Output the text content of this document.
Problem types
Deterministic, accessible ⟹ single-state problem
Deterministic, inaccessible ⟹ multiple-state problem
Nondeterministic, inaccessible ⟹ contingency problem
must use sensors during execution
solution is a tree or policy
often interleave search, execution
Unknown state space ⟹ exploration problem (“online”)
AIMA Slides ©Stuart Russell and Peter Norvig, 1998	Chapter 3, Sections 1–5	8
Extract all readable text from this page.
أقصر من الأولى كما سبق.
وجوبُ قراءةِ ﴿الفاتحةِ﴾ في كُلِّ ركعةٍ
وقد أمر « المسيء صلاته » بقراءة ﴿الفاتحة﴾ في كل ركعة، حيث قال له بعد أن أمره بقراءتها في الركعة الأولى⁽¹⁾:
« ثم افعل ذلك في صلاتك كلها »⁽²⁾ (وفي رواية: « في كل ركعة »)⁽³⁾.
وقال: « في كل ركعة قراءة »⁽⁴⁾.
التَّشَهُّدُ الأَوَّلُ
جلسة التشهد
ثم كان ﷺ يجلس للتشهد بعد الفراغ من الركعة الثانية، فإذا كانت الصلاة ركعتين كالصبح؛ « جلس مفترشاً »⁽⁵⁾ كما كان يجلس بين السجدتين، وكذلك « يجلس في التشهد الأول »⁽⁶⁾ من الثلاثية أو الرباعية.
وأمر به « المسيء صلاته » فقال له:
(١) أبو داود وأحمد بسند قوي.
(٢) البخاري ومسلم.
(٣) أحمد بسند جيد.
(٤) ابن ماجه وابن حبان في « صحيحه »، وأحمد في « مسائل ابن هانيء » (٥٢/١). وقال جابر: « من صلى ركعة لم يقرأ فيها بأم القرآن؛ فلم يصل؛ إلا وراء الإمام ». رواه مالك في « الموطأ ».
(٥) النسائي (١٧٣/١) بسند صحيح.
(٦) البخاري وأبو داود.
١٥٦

• • •

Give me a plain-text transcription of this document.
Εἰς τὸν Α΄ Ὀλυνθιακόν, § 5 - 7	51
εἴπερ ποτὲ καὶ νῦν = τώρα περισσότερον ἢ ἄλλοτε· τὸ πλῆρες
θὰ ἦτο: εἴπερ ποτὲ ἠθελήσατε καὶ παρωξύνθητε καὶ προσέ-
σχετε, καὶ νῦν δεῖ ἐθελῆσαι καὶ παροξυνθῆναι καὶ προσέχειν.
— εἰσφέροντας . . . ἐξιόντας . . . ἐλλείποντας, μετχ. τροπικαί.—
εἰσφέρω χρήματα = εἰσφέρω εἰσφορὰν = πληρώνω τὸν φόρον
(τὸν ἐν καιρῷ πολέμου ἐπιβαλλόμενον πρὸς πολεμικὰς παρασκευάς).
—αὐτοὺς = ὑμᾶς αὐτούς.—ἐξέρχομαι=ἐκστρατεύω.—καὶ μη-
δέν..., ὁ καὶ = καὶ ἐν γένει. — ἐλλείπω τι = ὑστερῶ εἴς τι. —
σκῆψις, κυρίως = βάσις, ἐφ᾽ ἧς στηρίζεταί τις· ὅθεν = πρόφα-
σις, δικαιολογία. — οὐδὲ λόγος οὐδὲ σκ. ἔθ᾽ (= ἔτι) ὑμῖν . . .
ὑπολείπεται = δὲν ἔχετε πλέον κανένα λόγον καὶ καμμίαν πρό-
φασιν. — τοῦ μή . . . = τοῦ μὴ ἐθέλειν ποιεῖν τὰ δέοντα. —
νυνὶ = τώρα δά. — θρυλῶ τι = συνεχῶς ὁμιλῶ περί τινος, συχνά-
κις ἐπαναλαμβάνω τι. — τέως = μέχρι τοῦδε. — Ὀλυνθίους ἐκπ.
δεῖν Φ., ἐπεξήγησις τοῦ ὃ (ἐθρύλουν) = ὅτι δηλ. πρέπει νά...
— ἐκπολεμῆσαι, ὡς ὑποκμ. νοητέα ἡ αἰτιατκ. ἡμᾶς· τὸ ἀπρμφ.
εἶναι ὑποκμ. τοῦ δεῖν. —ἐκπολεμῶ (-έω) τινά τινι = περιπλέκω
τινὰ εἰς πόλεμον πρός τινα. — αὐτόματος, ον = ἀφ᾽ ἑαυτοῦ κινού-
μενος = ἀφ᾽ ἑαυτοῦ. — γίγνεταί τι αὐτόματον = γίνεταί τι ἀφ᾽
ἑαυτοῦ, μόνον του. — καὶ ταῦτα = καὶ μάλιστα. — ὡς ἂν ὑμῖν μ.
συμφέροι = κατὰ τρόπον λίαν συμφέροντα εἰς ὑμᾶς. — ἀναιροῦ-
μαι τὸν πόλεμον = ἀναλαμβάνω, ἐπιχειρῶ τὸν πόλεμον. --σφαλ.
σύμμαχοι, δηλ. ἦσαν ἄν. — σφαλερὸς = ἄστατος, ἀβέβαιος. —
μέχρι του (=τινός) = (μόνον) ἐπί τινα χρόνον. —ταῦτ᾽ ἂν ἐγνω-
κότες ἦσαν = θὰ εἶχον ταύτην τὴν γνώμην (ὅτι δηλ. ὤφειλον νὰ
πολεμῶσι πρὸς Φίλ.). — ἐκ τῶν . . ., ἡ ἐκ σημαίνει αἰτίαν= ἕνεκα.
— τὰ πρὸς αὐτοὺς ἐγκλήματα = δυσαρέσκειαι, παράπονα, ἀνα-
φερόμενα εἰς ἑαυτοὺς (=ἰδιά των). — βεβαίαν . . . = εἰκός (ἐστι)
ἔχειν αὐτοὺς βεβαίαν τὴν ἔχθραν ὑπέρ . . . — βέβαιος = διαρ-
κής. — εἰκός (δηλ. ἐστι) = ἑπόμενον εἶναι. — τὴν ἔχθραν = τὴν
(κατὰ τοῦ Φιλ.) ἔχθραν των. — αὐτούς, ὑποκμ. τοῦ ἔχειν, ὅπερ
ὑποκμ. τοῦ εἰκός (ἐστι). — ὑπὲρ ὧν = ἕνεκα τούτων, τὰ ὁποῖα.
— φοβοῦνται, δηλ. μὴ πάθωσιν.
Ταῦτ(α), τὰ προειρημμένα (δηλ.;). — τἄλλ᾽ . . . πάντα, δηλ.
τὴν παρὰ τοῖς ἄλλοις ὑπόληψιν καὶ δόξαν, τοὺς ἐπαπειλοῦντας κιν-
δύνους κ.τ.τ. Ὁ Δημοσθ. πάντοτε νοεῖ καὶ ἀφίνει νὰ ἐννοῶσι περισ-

• • •

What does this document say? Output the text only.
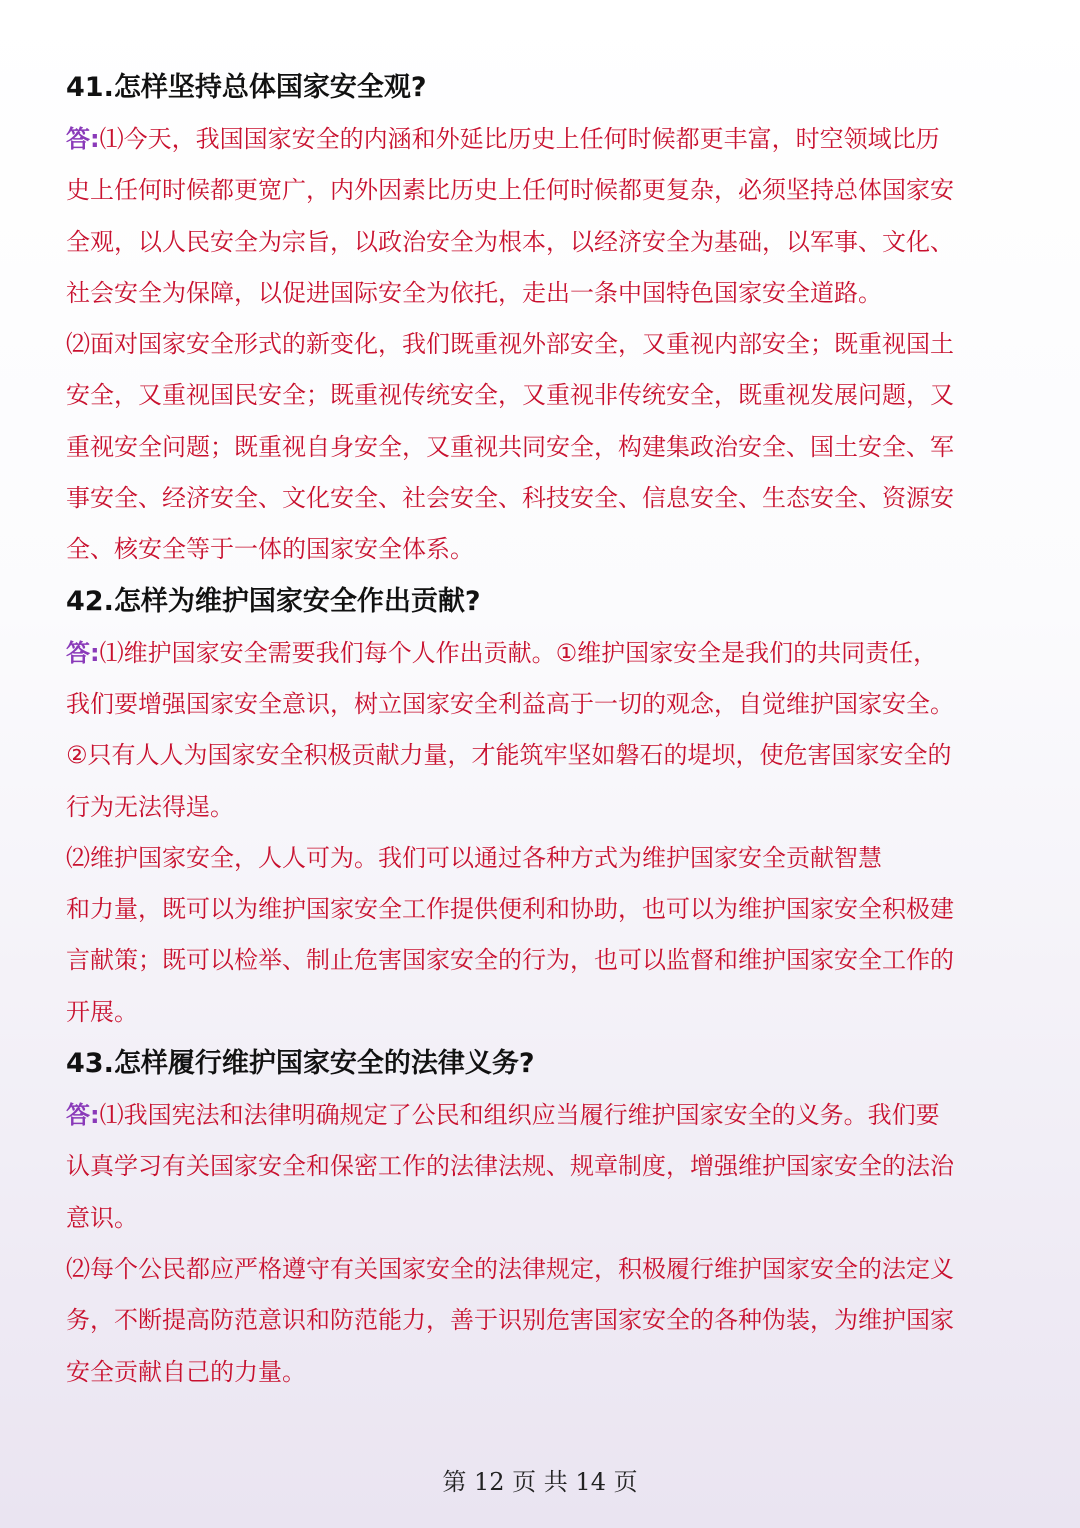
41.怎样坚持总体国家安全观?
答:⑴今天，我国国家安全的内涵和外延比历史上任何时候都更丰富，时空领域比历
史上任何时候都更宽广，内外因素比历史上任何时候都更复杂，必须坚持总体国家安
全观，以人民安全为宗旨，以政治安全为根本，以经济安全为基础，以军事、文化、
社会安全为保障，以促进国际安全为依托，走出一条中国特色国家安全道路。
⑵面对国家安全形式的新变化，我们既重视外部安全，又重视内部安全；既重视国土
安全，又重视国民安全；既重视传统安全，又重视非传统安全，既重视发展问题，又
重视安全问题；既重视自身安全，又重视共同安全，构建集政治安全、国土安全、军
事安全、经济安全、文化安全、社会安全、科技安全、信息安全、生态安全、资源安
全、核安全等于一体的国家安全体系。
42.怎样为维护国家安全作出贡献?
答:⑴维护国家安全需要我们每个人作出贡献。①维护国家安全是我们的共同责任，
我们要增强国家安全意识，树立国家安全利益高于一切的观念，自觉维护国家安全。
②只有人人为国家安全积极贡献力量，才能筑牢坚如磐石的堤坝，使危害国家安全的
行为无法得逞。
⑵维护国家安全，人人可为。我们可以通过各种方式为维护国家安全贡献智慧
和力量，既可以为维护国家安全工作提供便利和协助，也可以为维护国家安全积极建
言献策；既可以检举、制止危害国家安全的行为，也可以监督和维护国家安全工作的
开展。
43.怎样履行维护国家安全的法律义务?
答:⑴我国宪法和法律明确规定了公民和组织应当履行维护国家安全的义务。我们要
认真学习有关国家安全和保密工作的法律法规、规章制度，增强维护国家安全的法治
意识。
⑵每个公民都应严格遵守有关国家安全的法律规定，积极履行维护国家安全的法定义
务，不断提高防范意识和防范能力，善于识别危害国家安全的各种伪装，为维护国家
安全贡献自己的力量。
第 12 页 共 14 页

• • •

YOUR INSTRUCTIONS: Write out every line of the data that holds the word "بسند".

OUTPUT FOR THIS TASK:
(١) أبو داود وأحمد بسند قوي.
(٣) أحمد بسند جيد.
(٥) النسائي (١٧٣/١) بسند صحيح.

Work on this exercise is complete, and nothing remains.